- **Short task**
From the listing below, pull out the lines that hold "Otol".

- **Provided data**
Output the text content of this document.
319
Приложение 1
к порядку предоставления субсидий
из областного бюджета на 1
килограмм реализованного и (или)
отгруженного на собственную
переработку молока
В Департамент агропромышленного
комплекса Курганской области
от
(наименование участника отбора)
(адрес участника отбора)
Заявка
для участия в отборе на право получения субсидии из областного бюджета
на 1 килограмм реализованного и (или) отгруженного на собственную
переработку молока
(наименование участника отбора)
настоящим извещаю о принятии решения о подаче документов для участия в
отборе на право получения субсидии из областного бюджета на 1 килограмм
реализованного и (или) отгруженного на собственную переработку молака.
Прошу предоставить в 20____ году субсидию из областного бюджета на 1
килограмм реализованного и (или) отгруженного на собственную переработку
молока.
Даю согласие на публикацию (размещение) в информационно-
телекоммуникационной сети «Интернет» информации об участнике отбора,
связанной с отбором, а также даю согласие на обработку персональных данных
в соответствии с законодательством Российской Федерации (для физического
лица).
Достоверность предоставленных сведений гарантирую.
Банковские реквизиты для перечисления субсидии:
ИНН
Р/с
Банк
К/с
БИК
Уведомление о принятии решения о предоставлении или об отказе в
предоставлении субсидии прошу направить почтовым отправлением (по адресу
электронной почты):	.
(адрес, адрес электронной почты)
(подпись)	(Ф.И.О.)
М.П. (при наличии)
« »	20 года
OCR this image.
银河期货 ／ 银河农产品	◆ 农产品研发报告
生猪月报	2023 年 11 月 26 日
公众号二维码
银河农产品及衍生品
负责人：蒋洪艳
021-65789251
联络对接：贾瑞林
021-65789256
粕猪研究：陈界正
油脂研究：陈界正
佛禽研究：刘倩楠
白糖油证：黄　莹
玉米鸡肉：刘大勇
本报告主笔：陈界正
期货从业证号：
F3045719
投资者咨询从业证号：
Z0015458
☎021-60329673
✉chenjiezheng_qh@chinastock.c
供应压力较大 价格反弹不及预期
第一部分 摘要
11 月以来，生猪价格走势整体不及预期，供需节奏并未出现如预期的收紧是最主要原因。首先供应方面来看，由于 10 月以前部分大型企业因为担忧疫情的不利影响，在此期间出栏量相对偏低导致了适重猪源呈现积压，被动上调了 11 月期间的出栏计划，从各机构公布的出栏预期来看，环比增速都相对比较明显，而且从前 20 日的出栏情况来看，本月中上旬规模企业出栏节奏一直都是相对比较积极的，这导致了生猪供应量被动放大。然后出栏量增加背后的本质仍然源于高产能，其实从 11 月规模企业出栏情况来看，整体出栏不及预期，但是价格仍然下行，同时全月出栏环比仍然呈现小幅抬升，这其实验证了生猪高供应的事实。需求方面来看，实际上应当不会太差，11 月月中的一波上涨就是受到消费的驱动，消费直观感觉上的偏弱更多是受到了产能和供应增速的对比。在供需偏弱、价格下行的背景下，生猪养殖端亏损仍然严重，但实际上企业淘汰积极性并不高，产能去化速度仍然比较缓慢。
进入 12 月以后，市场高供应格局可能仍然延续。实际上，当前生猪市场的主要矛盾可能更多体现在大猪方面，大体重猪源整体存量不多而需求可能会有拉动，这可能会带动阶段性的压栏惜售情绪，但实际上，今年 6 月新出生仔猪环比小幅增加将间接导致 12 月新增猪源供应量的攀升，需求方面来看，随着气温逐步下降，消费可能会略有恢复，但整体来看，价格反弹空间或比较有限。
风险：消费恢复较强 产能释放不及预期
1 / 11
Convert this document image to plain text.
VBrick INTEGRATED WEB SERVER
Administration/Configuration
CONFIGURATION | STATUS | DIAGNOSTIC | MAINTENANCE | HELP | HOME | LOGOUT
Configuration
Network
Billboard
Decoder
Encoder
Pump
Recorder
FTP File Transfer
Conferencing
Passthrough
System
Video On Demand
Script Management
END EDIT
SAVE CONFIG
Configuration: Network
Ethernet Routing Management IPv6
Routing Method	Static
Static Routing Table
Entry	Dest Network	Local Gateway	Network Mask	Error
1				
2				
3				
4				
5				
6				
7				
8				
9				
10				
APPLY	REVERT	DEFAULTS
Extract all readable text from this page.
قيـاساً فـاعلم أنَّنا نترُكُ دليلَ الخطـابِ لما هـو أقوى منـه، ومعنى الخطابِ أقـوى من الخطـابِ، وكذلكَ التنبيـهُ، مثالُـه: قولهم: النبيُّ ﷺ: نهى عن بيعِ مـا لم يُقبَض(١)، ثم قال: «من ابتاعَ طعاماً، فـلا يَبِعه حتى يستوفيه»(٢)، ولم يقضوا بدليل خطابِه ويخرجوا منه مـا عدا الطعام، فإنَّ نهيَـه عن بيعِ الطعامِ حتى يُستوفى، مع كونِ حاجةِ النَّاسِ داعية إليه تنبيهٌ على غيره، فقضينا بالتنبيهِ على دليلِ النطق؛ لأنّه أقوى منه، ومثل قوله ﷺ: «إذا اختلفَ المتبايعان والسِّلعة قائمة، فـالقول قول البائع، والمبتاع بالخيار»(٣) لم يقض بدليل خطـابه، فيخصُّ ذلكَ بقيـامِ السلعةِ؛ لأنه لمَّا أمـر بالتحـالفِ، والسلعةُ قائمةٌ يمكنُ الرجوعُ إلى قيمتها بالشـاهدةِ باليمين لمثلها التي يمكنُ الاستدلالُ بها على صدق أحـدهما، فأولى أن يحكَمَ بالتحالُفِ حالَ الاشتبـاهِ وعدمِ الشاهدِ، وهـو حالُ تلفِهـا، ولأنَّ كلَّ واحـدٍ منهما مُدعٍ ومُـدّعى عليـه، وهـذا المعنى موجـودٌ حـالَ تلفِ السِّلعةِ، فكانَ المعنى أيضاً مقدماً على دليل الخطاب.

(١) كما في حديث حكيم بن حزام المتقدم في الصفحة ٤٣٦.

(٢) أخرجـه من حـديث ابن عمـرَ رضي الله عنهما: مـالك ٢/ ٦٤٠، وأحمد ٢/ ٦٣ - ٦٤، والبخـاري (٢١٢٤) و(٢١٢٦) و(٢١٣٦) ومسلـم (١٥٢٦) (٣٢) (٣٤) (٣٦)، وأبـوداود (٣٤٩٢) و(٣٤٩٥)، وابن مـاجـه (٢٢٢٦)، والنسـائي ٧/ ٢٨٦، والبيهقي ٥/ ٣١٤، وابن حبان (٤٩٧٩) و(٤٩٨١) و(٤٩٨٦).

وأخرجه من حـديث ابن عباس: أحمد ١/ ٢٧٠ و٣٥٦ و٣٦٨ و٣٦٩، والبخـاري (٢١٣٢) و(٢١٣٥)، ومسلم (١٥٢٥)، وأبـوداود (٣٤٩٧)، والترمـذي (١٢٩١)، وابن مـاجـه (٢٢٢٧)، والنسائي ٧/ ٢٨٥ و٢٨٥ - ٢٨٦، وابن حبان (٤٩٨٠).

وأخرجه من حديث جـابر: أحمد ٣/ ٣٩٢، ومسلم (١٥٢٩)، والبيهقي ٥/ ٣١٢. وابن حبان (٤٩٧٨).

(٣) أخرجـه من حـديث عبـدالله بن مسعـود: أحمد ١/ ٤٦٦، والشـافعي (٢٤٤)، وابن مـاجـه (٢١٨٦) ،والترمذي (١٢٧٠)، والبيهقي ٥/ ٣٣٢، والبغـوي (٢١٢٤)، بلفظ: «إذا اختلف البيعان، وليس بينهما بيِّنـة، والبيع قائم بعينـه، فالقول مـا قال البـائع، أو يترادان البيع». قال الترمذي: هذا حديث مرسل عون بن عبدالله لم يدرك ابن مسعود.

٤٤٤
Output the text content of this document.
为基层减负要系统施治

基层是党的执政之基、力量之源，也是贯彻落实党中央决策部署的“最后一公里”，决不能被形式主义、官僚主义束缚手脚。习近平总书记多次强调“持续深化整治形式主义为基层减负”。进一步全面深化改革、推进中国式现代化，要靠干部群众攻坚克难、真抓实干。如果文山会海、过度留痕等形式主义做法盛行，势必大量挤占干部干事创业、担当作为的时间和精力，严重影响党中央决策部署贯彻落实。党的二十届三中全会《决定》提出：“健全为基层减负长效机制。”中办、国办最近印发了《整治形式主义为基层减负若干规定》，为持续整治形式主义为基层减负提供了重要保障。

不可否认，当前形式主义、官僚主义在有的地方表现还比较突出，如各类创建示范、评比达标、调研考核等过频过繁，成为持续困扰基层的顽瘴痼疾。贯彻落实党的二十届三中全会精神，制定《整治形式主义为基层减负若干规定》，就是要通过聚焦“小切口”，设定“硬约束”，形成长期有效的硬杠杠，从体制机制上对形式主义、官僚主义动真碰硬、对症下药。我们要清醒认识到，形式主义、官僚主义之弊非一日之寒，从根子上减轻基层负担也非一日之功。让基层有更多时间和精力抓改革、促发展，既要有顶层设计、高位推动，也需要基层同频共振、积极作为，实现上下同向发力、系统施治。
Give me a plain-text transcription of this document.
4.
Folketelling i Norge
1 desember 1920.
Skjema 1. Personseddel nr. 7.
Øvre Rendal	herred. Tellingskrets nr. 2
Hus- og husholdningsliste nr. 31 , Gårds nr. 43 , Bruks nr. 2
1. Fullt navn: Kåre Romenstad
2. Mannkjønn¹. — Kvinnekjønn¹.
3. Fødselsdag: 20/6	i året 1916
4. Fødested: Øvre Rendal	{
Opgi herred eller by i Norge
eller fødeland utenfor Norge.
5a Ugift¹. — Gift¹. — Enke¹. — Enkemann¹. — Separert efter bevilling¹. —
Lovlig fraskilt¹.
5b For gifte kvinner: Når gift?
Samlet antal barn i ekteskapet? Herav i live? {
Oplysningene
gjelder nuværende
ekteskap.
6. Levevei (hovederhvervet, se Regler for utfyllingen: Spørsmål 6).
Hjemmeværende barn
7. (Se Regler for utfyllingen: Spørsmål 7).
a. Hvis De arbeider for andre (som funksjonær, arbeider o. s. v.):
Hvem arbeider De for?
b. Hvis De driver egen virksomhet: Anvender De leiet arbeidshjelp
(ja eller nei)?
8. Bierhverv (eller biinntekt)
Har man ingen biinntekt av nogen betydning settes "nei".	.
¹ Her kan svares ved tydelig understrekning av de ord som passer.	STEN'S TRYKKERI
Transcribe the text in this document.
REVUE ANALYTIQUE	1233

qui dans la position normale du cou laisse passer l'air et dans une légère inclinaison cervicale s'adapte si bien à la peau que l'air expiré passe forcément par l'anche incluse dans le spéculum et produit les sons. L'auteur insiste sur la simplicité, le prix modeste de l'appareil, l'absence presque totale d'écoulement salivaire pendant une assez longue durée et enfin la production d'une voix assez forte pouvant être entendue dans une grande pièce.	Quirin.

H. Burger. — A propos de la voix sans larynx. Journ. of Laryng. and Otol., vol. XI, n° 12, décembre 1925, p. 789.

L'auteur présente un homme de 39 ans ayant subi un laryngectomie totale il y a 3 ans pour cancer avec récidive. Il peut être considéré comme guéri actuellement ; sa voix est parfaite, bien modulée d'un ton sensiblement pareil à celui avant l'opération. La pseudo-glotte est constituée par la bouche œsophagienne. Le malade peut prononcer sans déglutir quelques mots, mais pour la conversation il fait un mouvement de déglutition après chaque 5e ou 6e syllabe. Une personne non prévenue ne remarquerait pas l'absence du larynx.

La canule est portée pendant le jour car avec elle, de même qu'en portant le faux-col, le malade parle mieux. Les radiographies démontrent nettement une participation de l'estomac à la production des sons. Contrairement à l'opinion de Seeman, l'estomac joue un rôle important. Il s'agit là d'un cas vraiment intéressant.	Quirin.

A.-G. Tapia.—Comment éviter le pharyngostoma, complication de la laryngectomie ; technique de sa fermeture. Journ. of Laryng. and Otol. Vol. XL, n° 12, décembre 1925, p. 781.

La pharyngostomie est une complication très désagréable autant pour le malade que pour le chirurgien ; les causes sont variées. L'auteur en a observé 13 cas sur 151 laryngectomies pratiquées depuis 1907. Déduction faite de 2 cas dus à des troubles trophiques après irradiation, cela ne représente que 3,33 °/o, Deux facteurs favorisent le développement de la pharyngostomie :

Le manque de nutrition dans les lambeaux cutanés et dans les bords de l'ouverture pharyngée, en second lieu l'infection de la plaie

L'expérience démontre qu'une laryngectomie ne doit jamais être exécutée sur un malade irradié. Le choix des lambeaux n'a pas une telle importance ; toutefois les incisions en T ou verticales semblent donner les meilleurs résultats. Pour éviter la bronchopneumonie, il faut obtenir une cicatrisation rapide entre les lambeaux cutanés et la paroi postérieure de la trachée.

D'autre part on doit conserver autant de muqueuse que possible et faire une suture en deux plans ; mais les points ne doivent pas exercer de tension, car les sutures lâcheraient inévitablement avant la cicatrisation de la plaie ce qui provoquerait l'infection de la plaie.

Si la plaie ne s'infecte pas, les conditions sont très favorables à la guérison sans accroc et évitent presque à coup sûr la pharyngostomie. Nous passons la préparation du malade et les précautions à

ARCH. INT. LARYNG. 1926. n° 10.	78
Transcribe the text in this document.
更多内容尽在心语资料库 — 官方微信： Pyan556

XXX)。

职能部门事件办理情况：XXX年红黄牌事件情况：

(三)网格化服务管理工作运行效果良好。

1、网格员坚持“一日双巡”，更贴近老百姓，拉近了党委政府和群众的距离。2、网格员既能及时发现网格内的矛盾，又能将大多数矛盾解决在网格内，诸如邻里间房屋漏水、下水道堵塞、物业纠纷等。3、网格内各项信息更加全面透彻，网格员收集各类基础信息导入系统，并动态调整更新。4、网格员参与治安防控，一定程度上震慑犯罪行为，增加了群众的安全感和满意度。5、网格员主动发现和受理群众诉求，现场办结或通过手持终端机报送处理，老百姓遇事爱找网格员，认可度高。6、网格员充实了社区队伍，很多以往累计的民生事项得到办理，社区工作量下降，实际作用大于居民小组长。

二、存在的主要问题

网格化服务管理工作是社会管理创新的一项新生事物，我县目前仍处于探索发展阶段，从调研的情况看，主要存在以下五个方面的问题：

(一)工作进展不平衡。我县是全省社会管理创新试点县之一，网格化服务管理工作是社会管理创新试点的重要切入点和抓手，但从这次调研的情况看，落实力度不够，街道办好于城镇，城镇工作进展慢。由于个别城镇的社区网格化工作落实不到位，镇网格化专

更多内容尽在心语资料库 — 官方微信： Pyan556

- **Answer to this exercise**
H. Burger. — A propos de la voix sans larynx. Journ. of Laryng. and Otol., vol. XI, n° 12, décembre 1925, p. 789.
A.-G. Tapia.—Comment éviter le pharyngostoma, complication de la laryngectomie ; technique de sa fermeture. Journ. of Laryng. and Otol. Vol. XL, n° 12, décembre 1925, p. 781.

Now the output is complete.